Listed records:
'''
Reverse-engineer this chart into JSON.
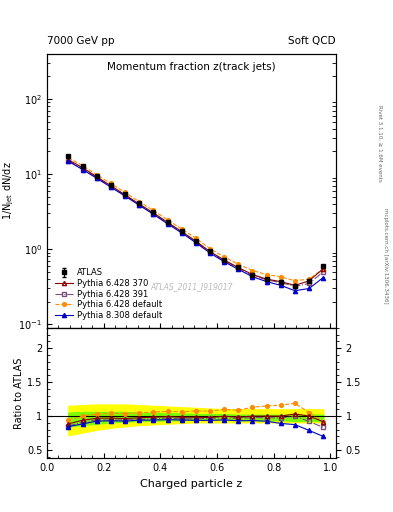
{
  "title_top_left": "7000 GeV pp",
  "title_top_right": "Soft QCD",
  "main_title": "Momentum fraction z(track jets)",
  "ylabel_main": "1/N$_\\mathrm{jet}$ dN/dz",
  "ylabel_ratio": "Ratio to ATLAS",
  "xlabel": "Charged particle z",
  "right_label_top": "Rivet 3.1.10, ≥ 1.6M events",
  "right_label_bottom": "mcplots.cern.ch [arXiv:1306.3436]",
  "watermark": "ATLAS_2011_I919017",
  "ylim_main": [
    0.09,
    400
  ],
  "ylim_ratio": [
    0.38,
    2.3
  ],
  "xlim": [
    0.0,
    1.02
  ],
  "x_data": [
    0.075,
    0.125,
    0.175,
    0.225,
    0.275,
    0.325,
    0.375,
    0.425,
    0.475,
    0.525,
    0.575,
    0.625,
    0.675,
    0.725,
    0.775,
    0.825,
    0.875,
    0.925,
    0.975
  ],
  "atlas_y": [
    17.5,
    13.0,
    9.5,
    7.2,
    5.5,
    4.1,
    3.1,
    2.3,
    1.75,
    1.3,
    0.95,
    0.72,
    0.58,
    0.46,
    0.4,
    0.37,
    0.32,
    0.38,
    0.6
  ],
  "atlas_yerr": [
    0.5,
    0.4,
    0.3,
    0.2,
    0.15,
    0.12,
    0.09,
    0.07,
    0.05,
    0.04,
    0.03,
    0.025,
    0.02,
    0.018,
    0.016,
    0.015,
    0.013,
    0.016,
    0.025
  ],
  "p6_370_y": [
    15.5,
    12.2,
    9.2,
    7.0,
    5.3,
    4.0,
    3.05,
    2.28,
    1.72,
    1.28,
    0.93,
    0.72,
    0.57,
    0.46,
    0.4,
    0.37,
    0.33,
    0.38,
    0.55
  ],
  "p6_391_y": [
    15.0,
    11.8,
    9.0,
    6.8,
    5.2,
    3.9,
    2.98,
    2.23,
    1.68,
    1.25,
    0.92,
    0.7,
    0.56,
    0.45,
    0.39,
    0.36,
    0.32,
    0.35,
    0.5
  ],
  "p6_def_y": [
    16.5,
    13.0,
    9.8,
    7.5,
    5.7,
    4.3,
    3.28,
    2.46,
    1.86,
    1.4,
    1.02,
    0.79,
    0.63,
    0.52,
    0.46,
    0.43,
    0.38,
    0.4,
    0.55
  ],
  "p8_def_y": [
    14.8,
    11.5,
    8.8,
    6.7,
    5.1,
    3.85,
    2.92,
    2.18,
    1.65,
    1.22,
    0.89,
    0.68,
    0.54,
    0.43,
    0.37,
    0.33,
    0.28,
    0.3,
    0.42
  ],
  "color_atlas": "#000000",
  "color_p6_370": "#8B0000",
  "color_p6_391": "#7B4F7B",
  "color_p6_def": "#FF8C00",
  "color_p8_def": "#0000CD",
  "color_band_yellow": "#FFFF00",
  "color_band_green": "#7CFC00",
  "band_yellow_lo": [
    0.72,
    0.76,
    0.8,
    0.83,
    0.85,
    0.87,
    0.88,
    0.89,
    0.9,
    0.91,
    0.91,
    0.91,
    0.91,
    0.91,
    0.91,
    0.91,
    0.91,
    0.91,
    0.91
  ],
  "band_yellow_hi": [
    1.15,
    1.16,
    1.17,
    1.17,
    1.17,
    1.16,
    1.15,
    1.14,
    1.13,
    1.12,
    1.11,
    1.1,
    1.1,
    1.1,
    1.1,
    1.1,
    1.1,
    1.1,
    1.1
  ],
  "band_green_lo": [
    0.85,
    0.87,
    0.89,
    0.91,
    0.92,
    0.93,
    0.93,
    0.94,
    0.94,
    0.95,
    0.95,
    0.95,
    0.94,
    0.94,
    0.94,
    0.94,
    0.93,
    0.93,
    0.93
  ],
  "band_green_hi": [
    1.05,
    1.06,
    1.06,
    1.06,
    1.06,
    1.05,
    1.05,
    1.04,
    1.04,
    1.03,
    1.03,
    1.03,
    1.02,
    1.02,
    1.02,
    1.02,
    1.02,
    1.02,
    1.02
  ],
  "legend_order": [
    "ATLAS",
    "Pythia 6.428 370",
    "Pythia 6.428 391",
    "Pythia 6.428 default",
    "Pythia 8.308 default"
  ],
  "ms": 3.0,
  "lw": 0.8
}
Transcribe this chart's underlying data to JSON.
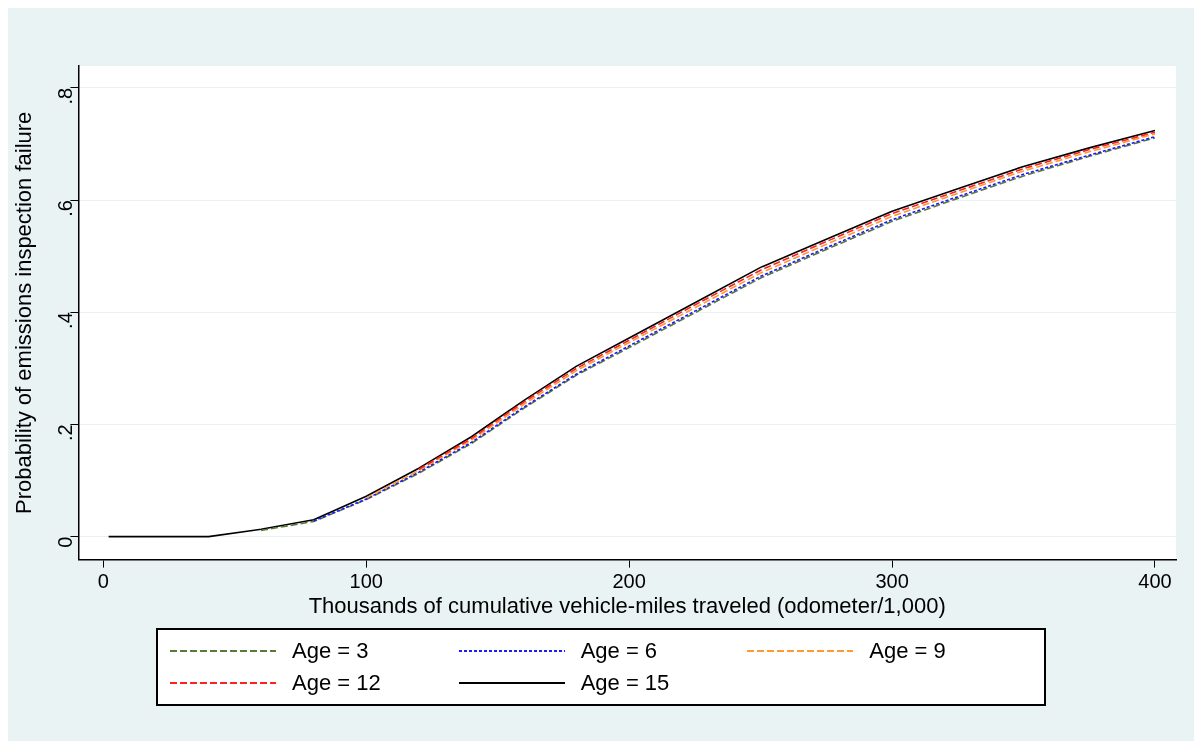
{
  "chart_data": {
    "type": "line",
    "xlabel": "Thousands of cumulative vehicle-miles traveled (odometer/1,000)",
    "ylabel": "Probability of emissions inspection failure",
    "x": [
      2,
      20,
      40,
      60,
      80,
      100,
      120,
      140,
      160,
      180,
      200,
      225,
      250,
      275,
      300,
      325,
      350,
      375,
      400
    ],
    "series": [
      {
        "name": "Age = 3",
        "color": "#5a7a3a",
        "line_style": "dashed",
        "values": [
          null,
          null,
          null,
          0.011,
          0.027,
          0.066,
          0.113,
          0.166,
          0.229,
          0.288,
          0.337,
          0.399,
          0.461,
          0.512,
          0.562,
          0.603,
          0.643,
          0.678,
          0.711
        ]
      },
      {
        "name": "Age = 6",
        "color": "#1a1aff",
        "line_style": "dotted",
        "values": [
          null,
          null,
          null,
          null,
          0.028,
          0.067,
          0.115,
          0.168,
          0.231,
          0.29,
          0.34,
          0.402,
          0.464,
          0.515,
          0.565,
          0.606,
          0.646,
          0.68,
          0.713
        ]
      },
      {
        "name": "Age = 9",
        "color": "#ff9933",
        "line_style": "dashed",
        "values": [
          null,
          null,
          null,
          null,
          null,
          0.069,
          0.118,
          0.172,
          0.236,
          0.296,
          0.346,
          0.408,
          0.47,
          0.521,
          0.571,
          0.612,
          0.652,
          0.686,
          0.718
        ]
      },
      {
        "name": "Age = 12",
        "color": "#ff2020",
        "line_style": "dashed",
        "values": [
          null,
          null,
          null,
          null,
          null,
          null,
          0.12,
          0.175,
          0.24,
          0.3,
          0.35,
          0.413,
          0.475,
          0.526,
          0.576,
          0.616,
          0.656,
          0.69,
          0.721
        ]
      },
      {
        "name": "Age = 15",
        "color": "#000000",
        "line_style": "solid",
        "values": [
          0,
          0,
          0,
          0.013,
          0.03,
          0.072,
          0.122,
          0.178,
          0.243,
          0.304,
          0.354,
          0.417,
          0.48,
          0.53,
          0.58,
          0.62,
          0.66,
          0.693,
          0.724
        ]
      }
    ],
    "xlim": [
      -9.5,
      408
    ],
    "xticks": [
      0,
      100,
      200,
      300,
      400
    ],
    "ylim": [
      -0.041,
      0.839
    ],
    "yticks": [
      0,
      {
        "value": 0.2,
        "label": ".2"
      },
      {
        "value": 0.4,
        "label": ".4"
      },
      {
        "value": 0.6,
        "label": ".6"
      },
      {
        "value": 0.8,
        "label": ".8"
      }
    ],
    "grid": "y",
    "legend": "bottom",
    "marker": "none"
  }
}
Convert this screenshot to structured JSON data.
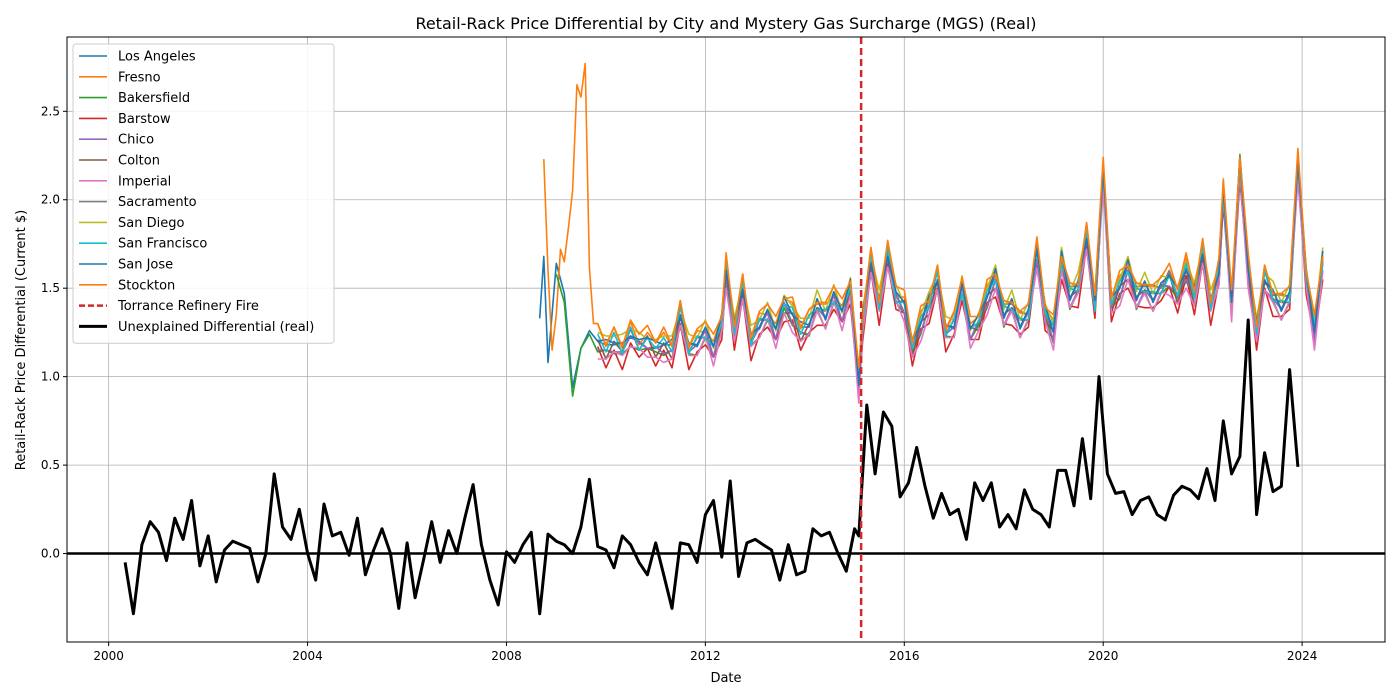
'''
Exercise requirements:
Without the pictures, repeat the listing above exactly.

Finished answer:
Reverse-engineer this chart into JSON.
{
  "title_top_left": "7000 GeV pp",
  "title_top_right": "Soft QCD",
  "main_title": "Momentum fraction z(track jets)",
  "ylabel_main": "1/N$_\\mathrm{jet}$ dN/dz",
  "ylabel_ratio": "Ratio to ATLAS",
  "xlabel": "Charged particle z",
  "right_label_top": "Rivet 3.1.10, ≥ 1.6M events",
  "right_label_bottom": "mcplots.cern.ch [arXiv:1306.3436]",
  "watermark": "ATLAS_2011_I919017",
  "ylim_main": [
    0.09,
    400
  ],
  "ylim_ratio": [
    0.38,
    2.3
  ],
  "xlim": [
    0.0,
    1.02
  ],
  "x_data": [
    0.075,
    0.125,
    0.175,
    0.225,
    0.275,
    0.325,
    0.375,
    0.425,
    0.475,
    0.525,
    0.575,
    0.625,
    0.675,
    0.725,
    0.775,
    0.825,
    0.875,
    0.925,
    0.975
  ],
  "atlas_y": [
    17.5,
    13.0,
    9.5,
    7.2,
    5.5,
    4.1,
    3.1,
    2.3,
    1.75,
    1.3,
    0.95,
    0.72,
    0.58,
    0.46,
    0.4,
    0.37,
    0.32,
    0.38,
    0.6
  ],
  "atlas_yerr": [
    0.5,
    0.4,
    0.3,
    0.2,
    0.15,
    0.12,
    0.09,
    0.07,
    0.05,
    0.04,
    0.03,
    0.025,
    0.02,
    0.018,
    0.016,
    0.015,
    0.013,
    0.016,
    0.025
  ],
  "p6_370_y": [
    15.5,
    12.2,
    9.2,
    7.0,
    5.3,
    4.0,
    3.05,
    2.28,
    1.72,
    1.28,
    0.93,
    0.72,
    0.57,
    0.46,
    0.4,
    0.37,
    0.33,
    0.38,
    0.55
  ],
  "p6_391_y": [
    15.0,
    11.8,
    9.0,
    6.8,
    5.2,
    3.9,
    2.98,
    2.23,
    1.68,
    1.25,
    0.92,
    0.7,
    0.56,
    0.45,
    0.39,
    0.36,
    0.32,
    0.35,
    0.5
  ],
  "p6_def_y": [
    16.5,
    13.0,
    9.8,
    7.5,
    5.7,
    4.3,
    3.28,
    2.46,
    1.86,
    1.4,
    1.02,
    0.79,
    0.63,
    0.52,
    0.46,
    0.43,
    0.38,
    0.4,
    0.55
  ],
  "p8_def_y": [
    14.8,
    11.5,
    8.8,
    6.7,
    5.1,
    3.85,
    2.92,
    2.18,
    1.65,
    1.22,
    0.89,
    0.68,
    0.54,
    0.43,
    0.37,
    0.33,
    0.28,
    0.3,
    0.42
  ],
  "color_atlas": "#000000",
  "color_p6_370": "#8B0000",
  "color_p6_391": "#7B4F7B",
  "color_p6_def": "#FF8C00",
  "color_p8_def": "#0000CD",
  "color_band_yellow": "#FFFF00",
  "color_band_green": "#7CFC00",
  "band_yellow_lo": [
    0.72,
    0.76,
    0.8,
    0.83,
    0.85,
    0.87,
    0.88,
    0.89,
    0.9,
    0.91,
    0.91,
    0.91,
    0.91,
    0.91,
    0.91,
    0.91,
    0.91,
    0.91,
    0.91
  ],
  "band_yellow_hi": [
    1.15,
    1.16,
    1.17,
    1.17,
    1.17,
    1.16,
    1.15,
    1.14,
    1.13,
    1.12,
    1.11,
    1.1,
    1.1,
    1.1,
    1.1,
    1.1,
    1.1,
    1.1,
    1.1
  ],
  "band_green_lo": [
    0.85,
    0.87,
    0.89,
    0.91,
    0.92,
    0.93,
    0.93,
    0.94,
    0.94,
    0.95,
    0.95,
    0.95,
    0.94,
    0.94,
    0.94,
    0.94,
    0.93,
    0.93,
    0.93
  ],
  "band_green_hi": [
    1.05,
    1.06,
    1.06,
    1.06,
    1.06,
    1.05,
    1.05,
    1.04,
    1.04,
    1.03,
    1.03,
    1.03,
    1.02,
    1.02,
    1.02,
    1.02,
    1.02,
    1.02,
    1.02
  ],
  "legend_order": [
    "ATLAS",
    "Pythia 6.428 370",
    "Pythia 6.428 391",
    "Pythia 6.428 default",
    "Pythia 8.308 default"
  ],
  "ms": 3.0,
  "lw": 0.8
}
Transcribe this chart's underlying data to JSON.
{
  "chart_data": {
    "type": "line",
    "xlabel": "Thousands of cumulative vehicle-miles traveled (odometer/1,000)",
    "ylabel": "Probability of emissions inspection failure",
    "x": [
      2,
      20,
      40,
      60,
      80,
      100,
      120,
      140,
      160,
      180,
      200,
      225,
      250,
      275,
      300,
      325,
      350,
      375,
      400
    ],
    "series": [
      {
        "name": "Age = 3",
        "color": "#5a7a3a",
        "line_style": "dashed",
        "values": [
          null,
          null,
          null,
          0.011,
          0.027,
          0.066,
          0.113,
          0.166,
          0.229,
          0.288,
          0.337,
          0.399,
          0.461,
          0.512,
          0.562,
          0.603,
          0.643,
          0.678,
          0.711
        ]
      },
      {
        "name": "Age = 6",
        "color": "#1a1aff",
        "line_style": "dotted",
        "values": [
          null,
          null,
          null,
          null,
          0.028,
          0.067,
          0.115,
          0.168,
          0.231,
          0.29,
          0.34,
          0.402,
          0.464,
          0.515,
          0.565,
          0.606,
          0.646,
          0.68,
          0.713
        ]
      },
      {
        "name": "Age = 9",
        "color": "#ff9933",
        "line_style": "dashed",
        "values": [
          null,
          null,
          null,
          null,
          null,
          0.069,
          0.118,
          0.172,
          0.236,
          0.296,
          0.346,
          0.408,
          0.47,
          0.521,
          0.571,
          0.612,
          0.652,
          0.686,
          0.718
        ]
      },
      {
        "name": "Age = 12",
        "color": "#ff2020",
        "line_style": "dashed",
        "values": [
          null,
          null,
          null,
          null,
          null,
          null,
          0.12,
          0.175,
          0.24,
          0.3,
          0.35,
          0.413,
          0.475,
          0.526,
          0.576,
          0.616,
          0.656,
          0.69,
          0.721
        ]
      },
      {
        "name": "Age = 15",
        "color": "#000000",
        "line_style": "solid",
        "values": [
          0,
          0,
          0,
          0.013,
          0.03,
          0.072,
          0.122,
          0.178,
          0.243,
          0.304,
          0.354,
          0.417,
          0.48,
          0.53,
          0.58,
          0.62,
          0.66,
          0.693,
          0.724
        ]
      }
    ],
    "xlim": [
      -9.5,
      408
    ],
    "xticks": [
      0,
      100,
      200,
      300,
      400
    ],
    "ylim": [
      -0.041,
      0.839
    ],
    "yticks": [
      0,
      {
        "value": 0.2,
        "label": ".2"
      },
      {
        "value": 0.4,
        "label": ".4"
      },
      {
        "value": 0.6,
        "label": ".6"
      },
      {
        "value": 0.8,
        "label": ".8"
      }
    ],
    "grid": "y",
    "legend": "bottom",
    "marker": "none"
  }
}
Convert this screenshot to structured JSON data.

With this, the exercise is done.